→ WORK TO COMPLETE
Reproduce the passage of the Carbon requirements thread below that lies between "If someone knows" and "run or not..", inclusive.

→ EXTRACT TO READ
## START

# nfs carbon requirements thread



## blademast3r (Nov 6, 2006)

this is a thread for guys to post their sys specs and check at what settings will carbon run
first question : At what settings wud carbon run on my comp
P4 2.53 ghz
256 mb ram
gforce fx 5200 128 mb


----------



## Stalker (Nov 6, 2006)

it shud....@low 640


----------



## akshayt (Nov 6, 2006)

1)It should run.

2)It will run like crap even at the lowest settings and res because of your GPU and RAM.

Min GPU requirement is Geforce 4 Ti or Radeon 8500 and both should be more powerful than your card. The minimum RAM is 512MB.


----------



## shyamno (Nov 6, 2006)

My config is
P4 2.66 GHz
384 MB RAM
Intel onboard 82845 G/GL ....grapics card(64 MB)
Will Carbon run on this config even at the lowest settings????


----------



## iMav (Nov 7, 2006)

my comp:

fx5200 - 256mb
p4 3ghz
512 ram

carbon demo runs at 1024x768really well slows at start but once the race begins its really good even with world detail set to high along with car detail to high .... so dont under-estimate the fx 5200

no motion blur and also another option is disabled forgot which 1 .... else everything is fine givs me fps of avg 35 during race

@shyamno: onboard grafix i dont think so .....


----------



## assasin (Nov 7, 2006)

My config is
AMD Athlon X2 3800+
Asus M2N-MX
1GB DDR2
6600LE 256MB
Will NFS Carbon run at high setting in my system?????


----------



## iMav (Nov 7, 2006)

high setting is a difficult question to answer ..... basically what performance on which system is a difficult question .... hence demos are released try out the demos and u will get a clear picture of the performance on ur systems


----------



## satanlives (Nov 7, 2006)

i have a amd 64 3200+ 1gig ram and 7800gt this game lags at high settings on 1024 all hight with full aa/af .. im getting like 20-30 fps..
badly coded pos ... lets hope ea  comes out with a patch soon


----------



## Edburg (Nov 7, 2006)

shyamno said:
			
		

> My config is
> P4 2.66 GHz
> 384 MB RAM
> Intel onboard 82845 G/GL ....grapics card(64 MB)
> Will Carbon run on this config even at the lowest settings????


 

I have a P4 2.4,256 MB,865 onboard graphics.The cARbon demo didnt even run on it because of integ graphics.Not sure about full version how it will behave.

If someone knows how to use 3d analyser on this to make it work please reply


----------



## shashank4u (Nov 7, 2006)

i also have p4 2.8 ,512 ram,865 orig mobo..
it dont run on my pc is there any way to make it run..
also tell me if full version run or not..


----------



## assasin (Nov 7, 2006)

@shashank4u u cud try running the demo using 3D Analyzer.


----------



## iMav (Nov 7, 2006)

*carbon will not work on onboard grafix* .... get urself atleast fx 5200 which is as good as redundant today .... u require a grafix card to run the game


----------



## shyamno (Nov 8, 2006)

## END

→ RAW DATA

## START

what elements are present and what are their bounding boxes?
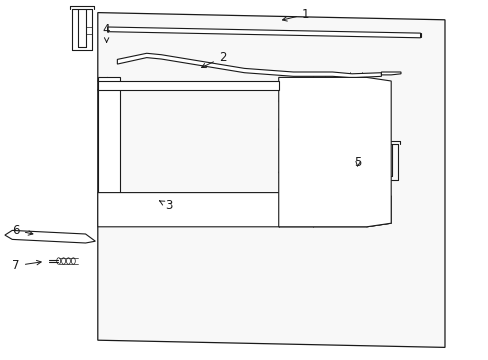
Text: 1: 1	[282, 8, 309, 21]
Text: 7: 7	[12, 259, 41, 272]
Polygon shape	[107, 27, 420, 38]
Polygon shape	[98, 193, 390, 227]
Polygon shape	[381, 72, 400, 75]
Polygon shape	[5, 230, 95, 243]
Polygon shape	[98, 81, 278, 90]
Text: 3: 3	[159, 199, 172, 212]
Text: 6: 6	[12, 224, 33, 237]
Polygon shape	[117, 53, 381, 78]
Polygon shape	[98, 13, 444, 347]
Text: 5: 5	[353, 156, 361, 169]
Text: 4: 4	[102, 23, 110, 42]
Polygon shape	[98, 77, 120, 193]
Polygon shape	[278, 77, 390, 227]
Text: 2: 2	[201, 51, 226, 68]
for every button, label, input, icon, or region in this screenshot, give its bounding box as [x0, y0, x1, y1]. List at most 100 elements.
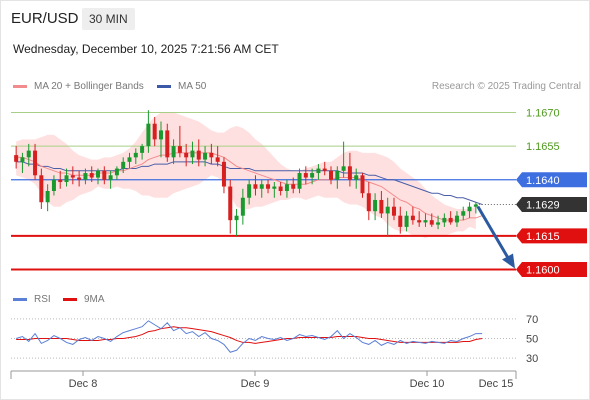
- candle-body: [140, 146, 145, 153]
- candle-body: [253, 184, 258, 189]
- legend-ma50: MA 50: [157, 81, 206, 92]
- candle-body: [83, 173, 88, 180]
- rsi-9ma-line: [16, 326, 483, 344]
- candle-body: [329, 170, 334, 180]
- candle-body: [209, 152, 214, 158]
- rsi-tick-label-70: 70: [526, 314, 538, 326]
- level-label-1.1615: 1.1615: [526, 231, 560, 243]
- rsi-tick-label-30: 30: [526, 353, 538, 365]
- candle-body: [14, 155, 19, 162]
- candle-body: [379, 199, 384, 214]
- candle-body: [203, 152, 208, 160]
- candle-body: [127, 157, 132, 162]
- forecast-arrow-head: [502, 253, 515, 269]
- candle-body: [467, 206, 472, 212]
- candle-body: [404, 215, 409, 227]
- candle-body: [417, 220, 422, 223]
- candle-body: [39, 175, 44, 203]
- ma9-swatch: [63, 298, 77, 301]
- legend-9ma: 9MA: [63, 294, 105, 305]
- candle-body: [158, 130, 163, 140]
- x-tick-label: Dec 10: [410, 378, 445, 390]
- legend-rsi: RSI: [13, 294, 51, 305]
- candle-body: [196, 150, 201, 160]
- level-label-1.1640: 1.1640: [526, 175, 560, 187]
- candle-body: [448, 217, 453, 223]
- candle-body: [171, 146, 176, 158]
- forecast-arrow-shaft: [476, 205, 511, 261]
- candle-body: [114, 168, 119, 176]
- legend-rsi-label: RSI: [34, 294, 51, 305]
- candle-body: [58, 179, 63, 183]
- rsi-swatch: [13, 298, 27, 301]
- candle-body: [89, 173, 94, 178]
- legend-ma20: MA 20 + Bollinger Bands: [13, 81, 144, 92]
- candle-body: [284, 184, 289, 191]
- x-tick-label: Dec 8: [69, 378, 98, 390]
- candle-body: [221, 161, 226, 187]
- candle-body: [259, 184, 264, 189]
- candle-body: [26, 150, 31, 158]
- candle-body: [152, 123, 157, 140]
- candle-body: [146, 123, 151, 147]
- candle-body: [278, 186, 283, 191]
- candle-body: [240, 197, 245, 216]
- candle-body: [366, 193, 371, 212]
- candle-body: [45, 191, 50, 203]
- level-tag-1.1615: [516, 228, 587, 244]
- candle-body: [33, 150, 38, 176]
- candle-body: [228, 186, 233, 221]
- candle-body: [165, 130, 170, 158]
- candle-body: [335, 170, 340, 180]
- candle-body: [133, 152, 138, 158]
- candle-body: [96, 170, 101, 178]
- candle-body: [423, 220, 428, 223]
- candle-body: [310, 173, 315, 178]
- level-tag-1.1600: [516, 262, 587, 278]
- level-tag-1.1629: [516, 196, 587, 212]
- rsi-tick-label-50: 50: [526, 334, 538, 346]
- instrument-title: EUR/USD: [11, 10, 79, 27]
- legend-ma20-label: MA 20 + Bollinger Bands: [34, 81, 144, 92]
- candle-body: [473, 204, 478, 207]
- candle-body: [303, 173, 308, 178]
- ma50-line: [16, 161, 483, 205]
- candle-body: [184, 152, 189, 158]
- candle-body: [461, 211, 466, 216]
- candle-body: [102, 170, 107, 180]
- ma20-line: [16, 152, 483, 221]
- level-tag-1.1640: [516, 172, 587, 188]
- candle-body: [360, 175, 365, 194]
- candle-body: [234, 215, 239, 221]
- candle-body: [121, 161, 126, 169]
- candle-body: [108, 175, 113, 180]
- legend-ma50-label: MA 50: [178, 81, 207, 92]
- candle-body: [64, 175, 69, 183]
- candle-body: [316, 168, 321, 174]
- candle-body: [347, 166, 352, 180]
- credit-text: Research © 2025 Trading Central: [431, 81, 581, 92]
- candle-body: [177, 146, 182, 153]
- candle-body: [215, 157, 220, 162]
- candle-body: [373, 199, 378, 212]
- candle-body: [442, 217, 447, 223]
- rsi-line: [15, 320, 483, 353]
- level-label-1.1655: 1.1655: [526, 141, 560, 153]
- x-tick-label: Dec 9: [241, 378, 270, 390]
- ma50-swatch: [157, 85, 171, 88]
- ma20-swatch: [13, 85, 27, 88]
- level-label-1.1600: 1.1600: [526, 265, 560, 277]
- level-label-1.1670: 1.1670: [526, 107, 560, 119]
- timestamp: Wednesday, December 10, 2025 7:21:56 AM …: [13, 42, 279, 56]
- candle-body: [429, 220, 434, 225]
- candle-body: [266, 184, 271, 189]
- candle-body: [322, 168, 327, 171]
- candle-body: [398, 215, 403, 227]
- candle-body: [410, 215, 415, 221]
- candle-body: [20, 157, 25, 162]
- timeframe-badge[interactable]: 30 MIN: [82, 8, 135, 30]
- candle-body: [454, 215, 459, 223]
- candle-body: [354, 175, 359, 180]
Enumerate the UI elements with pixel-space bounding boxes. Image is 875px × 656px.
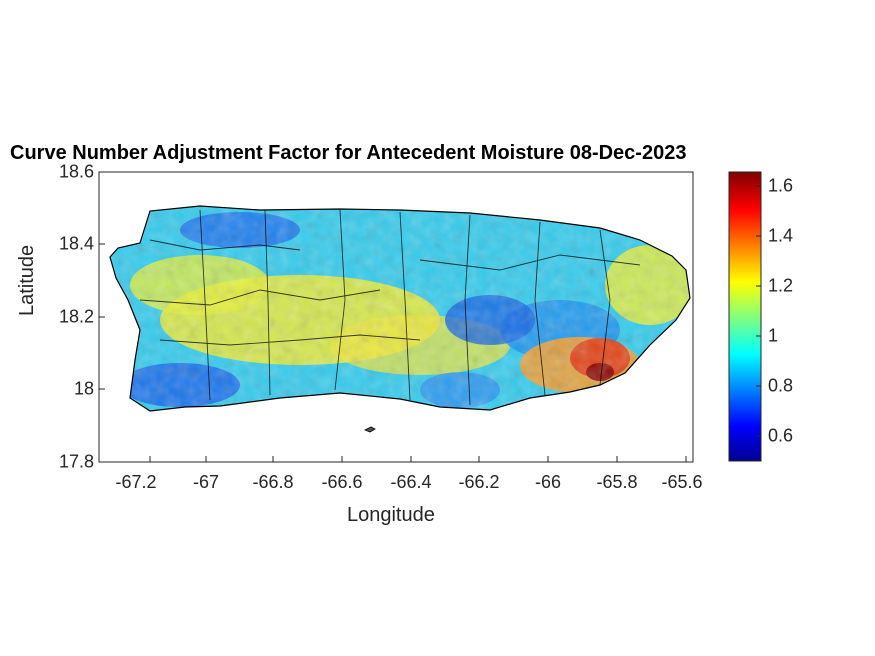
x-axis-label: Longitude	[347, 504, 435, 526]
x-tick-label: -66.4	[390, 472, 432, 492]
y-tick-label: 18	[73, 378, 94, 399]
colorbar-tick-label: 0.8	[768, 375, 794, 396]
island-coastline	[109, 205, 691, 412]
colorbar-tick-label: 1.6	[768, 175, 794, 196]
y-tick-label: 18.6	[58, 161, 94, 182]
x-tick-label: -67	[192, 472, 220, 492]
colorbar-tick-label: 1.2	[768, 275, 794, 296]
x-tick-label: -66.6	[321, 472, 363, 492]
axis-ticks	[99, 171, 687, 463]
colorbar	[728, 171, 762, 462]
colorbar-ticks	[756, 185, 761, 437]
colorbar-tick-label: 0.6	[768, 425, 794, 446]
x-tick-label: -66.8	[252, 472, 294, 492]
heatmap-field	[110, 206, 690, 411]
x-tick-label: -66	[534, 472, 562, 492]
colorbar-tick-label: 1.4	[768, 225, 794, 246]
colorbar-tick-label: 1	[768, 325, 779, 346]
y-tick-label: 17.8	[58, 451, 94, 472]
chart-title: Curve Number Adjustment Factor for Antec…	[10, 142, 687, 164]
offshore-islet	[364, 426, 376, 433]
x-tick-label: -65.8	[596, 472, 638, 492]
x-tick-label: -67.2	[115, 472, 157, 492]
x-tick-label: -66.2	[458, 472, 500, 492]
y-axis-label: Latitude	[16, 244, 38, 316]
y-tick-label: 18.4	[58, 233, 94, 254]
y-tick-label: 18.2	[58, 306, 94, 327]
x-tick-label: -65.6	[661, 472, 703, 492]
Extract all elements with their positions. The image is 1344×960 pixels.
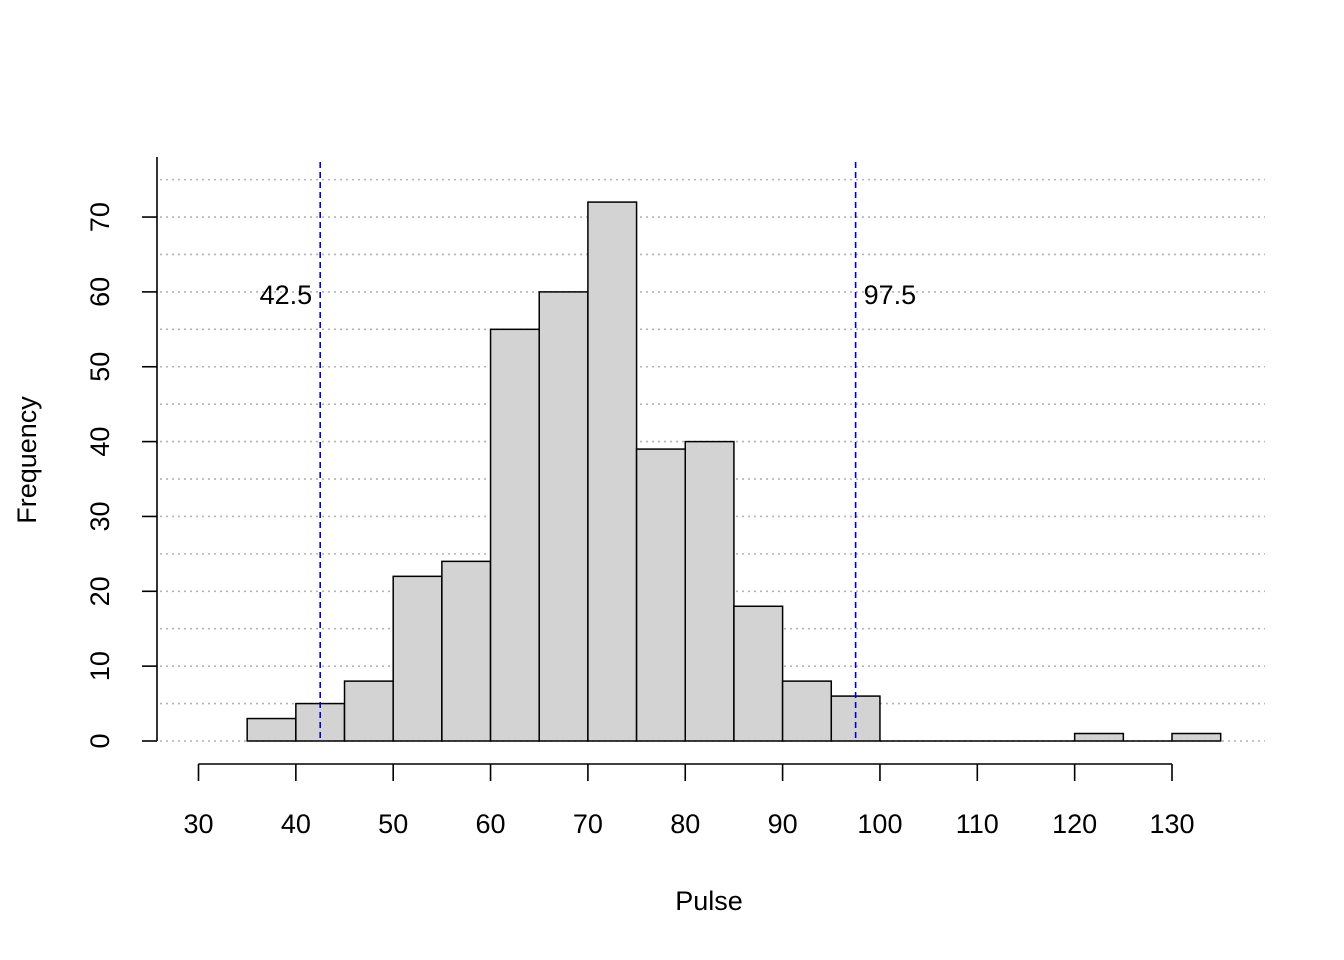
x-axis-title: Pulse xyxy=(675,886,743,916)
histogram-bar xyxy=(587,201,638,742)
y-tick-label: 30 xyxy=(85,501,115,531)
histogram-bar xyxy=(1171,732,1222,742)
histogram-bars xyxy=(246,201,1222,742)
histogram-bar xyxy=(781,680,833,742)
histogram-bar xyxy=(441,560,492,742)
y-tick-label: 20 xyxy=(85,576,115,606)
histogram-bar xyxy=(733,605,784,742)
reference-lines: 42.5 97.5 xyxy=(260,162,917,741)
histogram-bar xyxy=(343,680,394,742)
x-tick-label: 60 xyxy=(476,809,506,839)
y-tick-label: 10 xyxy=(85,651,115,681)
x-tick-label: 70 xyxy=(573,809,603,839)
x-tick-label: 40 xyxy=(281,809,311,839)
histogram-bar xyxy=(489,328,540,742)
x-tick-label: 30 xyxy=(183,809,213,839)
x-tick-label: 50 xyxy=(378,809,408,839)
histogram-bar xyxy=(1073,732,1125,742)
y-tick-label: 0 xyxy=(85,733,115,748)
reference-line-label: 42.5 xyxy=(260,280,313,310)
y-tick-label: 70 xyxy=(85,202,115,232)
x-tick-label: 110 xyxy=(956,809,999,839)
histogram-bar xyxy=(392,575,443,742)
y-tick-label: 40 xyxy=(85,427,115,457)
histogram-bar xyxy=(635,448,687,742)
x-tick-label: 100 xyxy=(857,809,902,839)
histogram-bar xyxy=(684,440,735,742)
x-tick-label: 90 xyxy=(768,809,798,839)
y-axis-title: Frequency xyxy=(12,396,42,524)
histogram-bar xyxy=(538,291,589,742)
x-tick-label: 120 xyxy=(1052,809,1097,839)
axes: 0 10 20 30 40 50 60 70 30 40 50 60 70 80 90 100 110 120 13… xyxy=(85,157,1195,839)
histogram-bar xyxy=(246,717,297,742)
y-tick-label: 50 xyxy=(85,352,115,382)
y-tick-label: 60 xyxy=(85,277,115,307)
x-tick-label: 80 xyxy=(670,809,700,839)
reference-line-label: 97.5 xyxy=(864,280,917,310)
x-tick-label: 130 xyxy=(1149,809,1194,839)
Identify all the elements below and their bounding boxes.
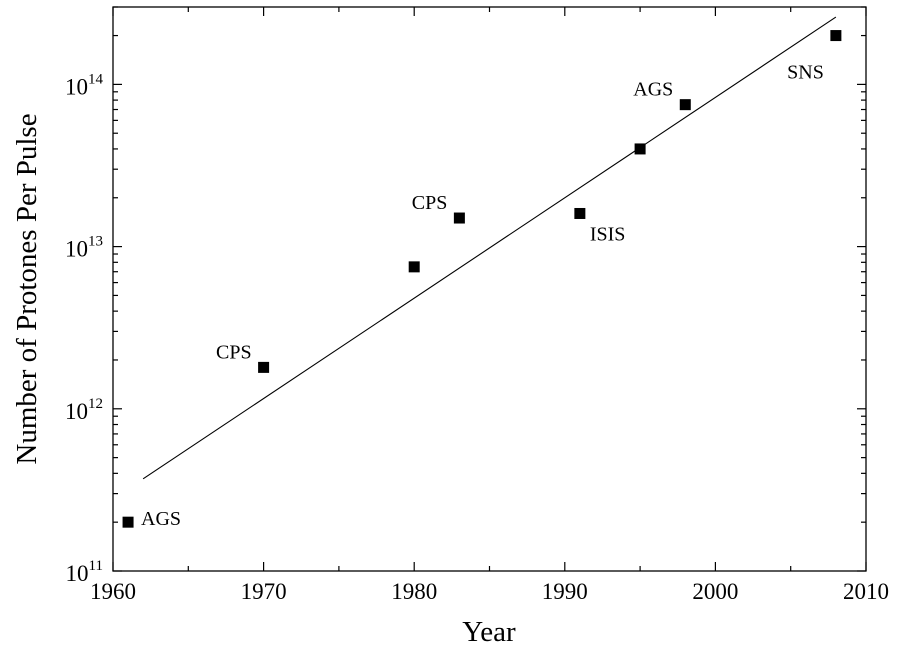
point-label: AGS <box>141 508 181 530</box>
x-tick-label: 2000 <box>692 579 738 604</box>
x-tick-label: 1970 <box>241 579 287 604</box>
y-tick-exponent: 13 <box>88 234 103 250</box>
point-label: CPS <box>216 341 252 363</box>
y-tick-exponent: 14 <box>88 71 104 87</box>
y-tick-base: 10 <box>65 399 88 424</box>
y-tick-base: 10 <box>65 237 88 262</box>
y-axis-title: Number of Protones Per Pulse <box>11 113 43 464</box>
point-labels: AGS CPS CPS ISIS AGS SNS <box>141 62 824 531</box>
data-point <box>408 261 420 273</box>
y-tick-exponent: 11 <box>89 558 103 574</box>
point-label: ISIS <box>590 223 626 245</box>
point-label: AGS <box>633 79 673 101</box>
y-tick-base: 10 <box>65 74 88 99</box>
data-point <box>258 361 270 373</box>
y-tick-label: 1014 <box>65 71 104 99</box>
fit-line <box>142 16 837 480</box>
data-point <box>634 143 646 155</box>
x-tick-label: 1990 <box>542 579 588 604</box>
x-tick-label: 1980 <box>391 579 437 604</box>
y-tick-label: 1012 <box>65 396 103 424</box>
data-point <box>453 212 465 224</box>
y-tick-label: 1011 <box>66 558 103 586</box>
data-points <box>122 30 842 528</box>
y-tick-exponent: 12 <box>88 396 103 412</box>
point-label: SNS <box>787 62 824 84</box>
axis-ticks <box>112 6 867 572</box>
trend-line <box>142 16 837 480</box>
x-axis-title: Year <box>462 616 516 648</box>
data-point <box>574 207 586 219</box>
x-tick-labels: 1960 1970 1980 1990 2000 2010 <box>90 579 889 604</box>
x-tick-label: 1960 <box>90 579 136 604</box>
data-point <box>830 30 842 42</box>
data-point <box>122 516 134 528</box>
y-tick-base: 10 <box>66 561 89 586</box>
y-tick-label: 1013 <box>65 234 103 262</box>
x-tick-label: 2010 <box>843 579 889 604</box>
point-label: CPS <box>412 192 448 214</box>
plot-frame <box>112 6 867 572</box>
data-point <box>679 99 691 111</box>
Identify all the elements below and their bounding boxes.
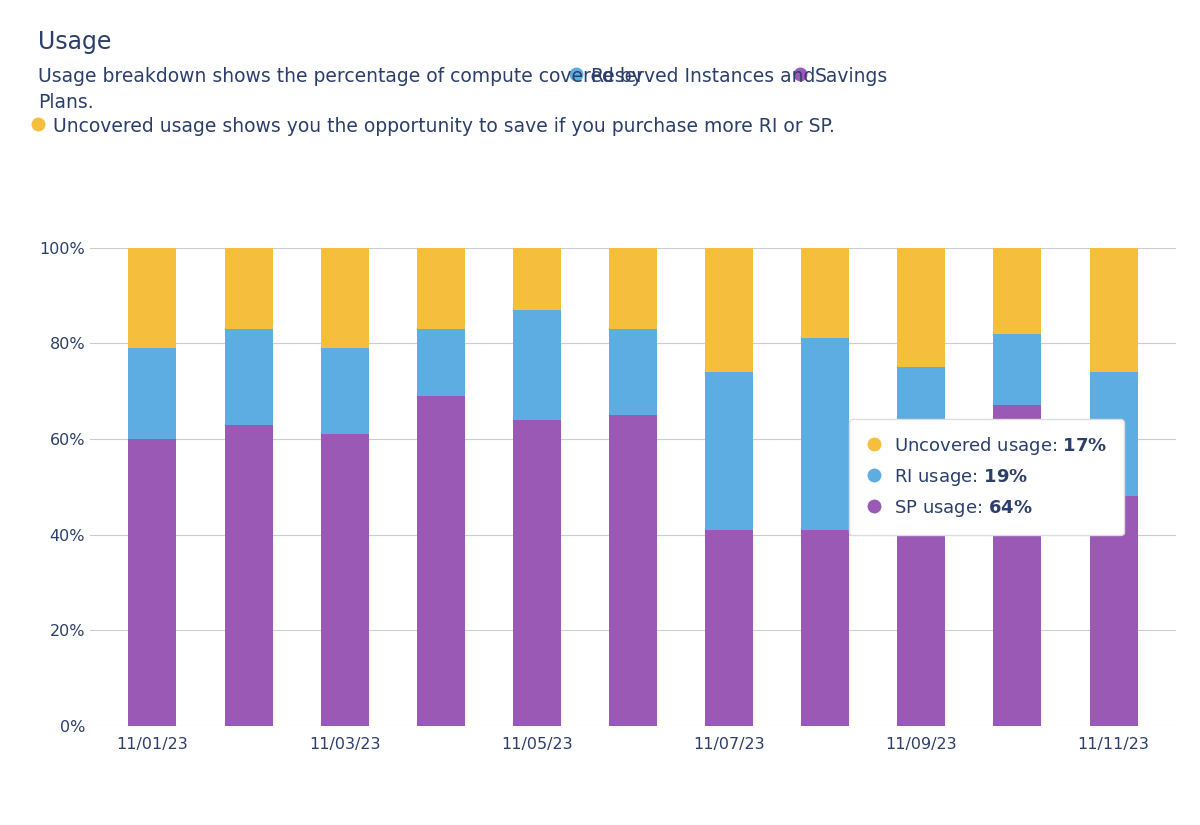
Bar [608, 248, 658, 329]
Bar [1090, 372, 1138, 497]
Bar [706, 530, 754, 726]
Bar [898, 248, 946, 367]
Bar [802, 248, 850, 338]
Bar [224, 425, 272, 726]
Bar [128, 248, 176, 348]
Bar [512, 309, 560, 420]
Bar [802, 338, 850, 530]
Bar [898, 367, 946, 530]
Text: Usage breakdown shows the percentage of compute covered by: Usage breakdown shows the percentage of … [38, 67, 643, 86]
Bar [706, 372, 754, 530]
Bar [608, 415, 658, 726]
Bar [320, 434, 368, 726]
Bar [512, 420, 560, 726]
Legend: Uncovered usage: $\bf{17\%}$, RI usage: $\bf{19\%}$, SP usage: $\bf{64\%}$: Uncovered usage: $\bf{17\%}$, RI usage: … [848, 419, 1123, 535]
Text: Uncovered usage shows you the opportunity to save if you purchase more RI or SP.: Uncovered usage shows you the opportunit… [53, 117, 835, 136]
Bar [898, 530, 946, 726]
Bar [128, 439, 176, 726]
Bar [1090, 497, 1138, 726]
Bar [320, 248, 368, 348]
Text: Usage: Usage [38, 30, 112, 54]
Bar [1090, 248, 1138, 372]
Bar [416, 329, 464, 396]
Bar [224, 248, 272, 329]
Bar [994, 333, 1042, 405]
Bar [224, 329, 272, 425]
Bar [802, 530, 850, 726]
Bar [416, 248, 464, 329]
Bar [994, 405, 1042, 726]
Bar [706, 248, 754, 372]
Text: Savings: Savings [815, 67, 888, 86]
Bar [994, 248, 1042, 333]
Bar [416, 396, 464, 726]
Text: Plans.: Plans. [38, 93, 94, 112]
Bar [608, 329, 658, 415]
Text: Reserved Instances and: Reserved Instances and [592, 67, 815, 86]
Bar [320, 348, 368, 434]
Bar [128, 348, 176, 439]
Bar [512, 248, 560, 309]
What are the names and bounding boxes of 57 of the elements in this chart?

## END

→ RIGHT ANSWER
If someone knows how to use 3d analyser on this to make it work please reply


----------



## shashank4u (Nov 7, 2006)

i also have p4 2.8 ,512 ram,865 orig mobo..
it dont run on my pc is there any way to make it run..
also tell me if full version run or not..